## WORK TO BE COMPLETED
Extract the lines that hold the string "structured".
>> BEGIN MATERIAL
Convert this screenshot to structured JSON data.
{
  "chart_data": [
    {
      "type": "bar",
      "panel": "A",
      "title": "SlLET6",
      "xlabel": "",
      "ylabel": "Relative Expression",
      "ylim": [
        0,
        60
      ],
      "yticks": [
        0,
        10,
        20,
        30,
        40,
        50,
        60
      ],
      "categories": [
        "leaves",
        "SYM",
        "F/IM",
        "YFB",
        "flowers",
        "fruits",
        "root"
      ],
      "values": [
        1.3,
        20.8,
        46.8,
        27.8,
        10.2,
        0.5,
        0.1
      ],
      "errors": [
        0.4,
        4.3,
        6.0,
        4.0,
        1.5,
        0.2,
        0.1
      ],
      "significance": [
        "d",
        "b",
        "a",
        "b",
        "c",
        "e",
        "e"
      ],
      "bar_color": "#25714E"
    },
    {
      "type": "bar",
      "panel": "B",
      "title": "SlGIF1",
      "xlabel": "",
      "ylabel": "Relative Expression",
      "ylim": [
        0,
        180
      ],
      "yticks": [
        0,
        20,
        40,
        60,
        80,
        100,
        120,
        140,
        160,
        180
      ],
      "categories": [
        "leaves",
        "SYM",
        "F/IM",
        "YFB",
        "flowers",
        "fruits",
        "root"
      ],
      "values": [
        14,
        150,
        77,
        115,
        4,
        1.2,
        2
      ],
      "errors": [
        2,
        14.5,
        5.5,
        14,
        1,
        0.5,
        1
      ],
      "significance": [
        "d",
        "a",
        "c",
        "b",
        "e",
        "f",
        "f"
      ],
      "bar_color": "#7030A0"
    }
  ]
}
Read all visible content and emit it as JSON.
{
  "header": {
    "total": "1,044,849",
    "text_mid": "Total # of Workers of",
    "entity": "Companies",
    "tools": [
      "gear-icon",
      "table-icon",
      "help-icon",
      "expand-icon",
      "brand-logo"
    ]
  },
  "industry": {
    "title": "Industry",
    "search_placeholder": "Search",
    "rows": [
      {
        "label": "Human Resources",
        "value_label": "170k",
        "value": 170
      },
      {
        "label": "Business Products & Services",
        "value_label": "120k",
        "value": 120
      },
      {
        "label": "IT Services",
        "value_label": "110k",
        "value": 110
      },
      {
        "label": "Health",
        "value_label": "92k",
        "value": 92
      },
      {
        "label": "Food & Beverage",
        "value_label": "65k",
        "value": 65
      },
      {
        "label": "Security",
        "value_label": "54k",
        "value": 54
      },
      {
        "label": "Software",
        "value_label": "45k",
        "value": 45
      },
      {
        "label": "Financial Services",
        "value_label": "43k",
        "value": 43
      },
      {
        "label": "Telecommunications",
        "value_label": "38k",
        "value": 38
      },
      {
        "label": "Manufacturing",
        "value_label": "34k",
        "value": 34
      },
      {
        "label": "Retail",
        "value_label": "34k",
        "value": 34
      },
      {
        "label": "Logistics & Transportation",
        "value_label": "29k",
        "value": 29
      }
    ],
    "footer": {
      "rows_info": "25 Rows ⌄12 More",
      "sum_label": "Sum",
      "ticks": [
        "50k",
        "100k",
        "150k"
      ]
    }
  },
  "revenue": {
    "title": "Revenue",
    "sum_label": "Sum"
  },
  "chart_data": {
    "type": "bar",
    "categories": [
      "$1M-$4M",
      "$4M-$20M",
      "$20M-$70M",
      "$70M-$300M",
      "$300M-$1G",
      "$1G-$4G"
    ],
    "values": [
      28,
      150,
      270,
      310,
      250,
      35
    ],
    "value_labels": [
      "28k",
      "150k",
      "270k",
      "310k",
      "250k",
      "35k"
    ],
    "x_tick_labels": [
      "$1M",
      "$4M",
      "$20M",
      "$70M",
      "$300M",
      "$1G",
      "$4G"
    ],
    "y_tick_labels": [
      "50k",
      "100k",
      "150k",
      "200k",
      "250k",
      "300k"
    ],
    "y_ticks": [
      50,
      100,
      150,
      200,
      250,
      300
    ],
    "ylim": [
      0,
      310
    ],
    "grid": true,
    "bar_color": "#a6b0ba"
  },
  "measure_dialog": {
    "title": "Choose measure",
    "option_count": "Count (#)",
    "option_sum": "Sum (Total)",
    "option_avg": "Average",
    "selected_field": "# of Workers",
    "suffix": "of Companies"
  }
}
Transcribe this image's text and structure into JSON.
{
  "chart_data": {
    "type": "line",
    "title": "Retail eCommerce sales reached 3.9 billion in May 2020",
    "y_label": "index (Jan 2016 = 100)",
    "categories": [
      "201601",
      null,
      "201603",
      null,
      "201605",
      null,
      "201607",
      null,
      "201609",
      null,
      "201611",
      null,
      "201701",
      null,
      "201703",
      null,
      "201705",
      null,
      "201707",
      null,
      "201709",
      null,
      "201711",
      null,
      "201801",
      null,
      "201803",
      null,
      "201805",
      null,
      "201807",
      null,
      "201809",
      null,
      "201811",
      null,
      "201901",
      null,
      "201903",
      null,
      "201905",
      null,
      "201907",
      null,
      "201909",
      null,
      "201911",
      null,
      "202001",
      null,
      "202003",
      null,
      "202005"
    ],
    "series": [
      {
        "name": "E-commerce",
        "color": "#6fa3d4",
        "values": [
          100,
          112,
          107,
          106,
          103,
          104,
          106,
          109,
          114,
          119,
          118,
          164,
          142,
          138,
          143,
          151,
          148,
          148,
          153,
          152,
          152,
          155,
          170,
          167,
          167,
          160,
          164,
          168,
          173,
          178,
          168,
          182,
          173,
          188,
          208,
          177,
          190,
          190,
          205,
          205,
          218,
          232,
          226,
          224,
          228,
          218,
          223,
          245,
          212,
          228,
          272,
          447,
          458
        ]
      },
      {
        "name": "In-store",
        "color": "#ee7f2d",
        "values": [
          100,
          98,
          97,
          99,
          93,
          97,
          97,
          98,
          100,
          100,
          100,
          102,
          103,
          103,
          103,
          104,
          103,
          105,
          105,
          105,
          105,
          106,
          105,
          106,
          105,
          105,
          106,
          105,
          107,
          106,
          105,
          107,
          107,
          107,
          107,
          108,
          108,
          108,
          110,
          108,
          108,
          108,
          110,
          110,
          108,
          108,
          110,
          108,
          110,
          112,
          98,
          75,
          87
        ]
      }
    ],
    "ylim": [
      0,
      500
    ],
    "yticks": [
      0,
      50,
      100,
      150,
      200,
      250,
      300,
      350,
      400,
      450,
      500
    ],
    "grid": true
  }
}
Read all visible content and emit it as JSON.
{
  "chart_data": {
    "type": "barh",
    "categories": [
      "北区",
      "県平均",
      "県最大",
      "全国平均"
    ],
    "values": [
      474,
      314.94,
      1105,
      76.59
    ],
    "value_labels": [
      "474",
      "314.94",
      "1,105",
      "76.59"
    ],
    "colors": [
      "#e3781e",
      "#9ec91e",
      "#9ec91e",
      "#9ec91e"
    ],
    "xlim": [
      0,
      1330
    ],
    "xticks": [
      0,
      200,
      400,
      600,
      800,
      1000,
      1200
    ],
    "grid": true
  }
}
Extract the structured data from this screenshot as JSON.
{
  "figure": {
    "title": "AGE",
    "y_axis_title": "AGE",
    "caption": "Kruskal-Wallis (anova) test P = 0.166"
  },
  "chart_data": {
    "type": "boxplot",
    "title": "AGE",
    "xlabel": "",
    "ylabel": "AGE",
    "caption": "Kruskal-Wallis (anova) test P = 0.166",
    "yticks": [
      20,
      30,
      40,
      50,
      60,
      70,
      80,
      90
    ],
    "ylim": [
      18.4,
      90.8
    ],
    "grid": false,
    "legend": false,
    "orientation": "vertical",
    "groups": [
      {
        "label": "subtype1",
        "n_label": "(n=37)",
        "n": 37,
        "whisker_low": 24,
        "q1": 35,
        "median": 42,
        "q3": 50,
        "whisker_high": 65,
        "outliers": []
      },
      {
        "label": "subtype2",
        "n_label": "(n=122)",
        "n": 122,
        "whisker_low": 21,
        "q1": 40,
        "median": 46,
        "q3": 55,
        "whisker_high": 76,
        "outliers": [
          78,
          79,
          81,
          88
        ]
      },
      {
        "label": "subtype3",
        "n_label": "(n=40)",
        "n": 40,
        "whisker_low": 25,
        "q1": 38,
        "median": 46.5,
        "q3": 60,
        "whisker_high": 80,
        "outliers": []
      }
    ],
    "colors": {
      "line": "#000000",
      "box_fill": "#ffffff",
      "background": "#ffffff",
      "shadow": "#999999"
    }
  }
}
>> END MATERIAL
## TASK SOLUTION
Convert this screenshot to structured JSON data.
Extract the structured data from this screenshot as JSON.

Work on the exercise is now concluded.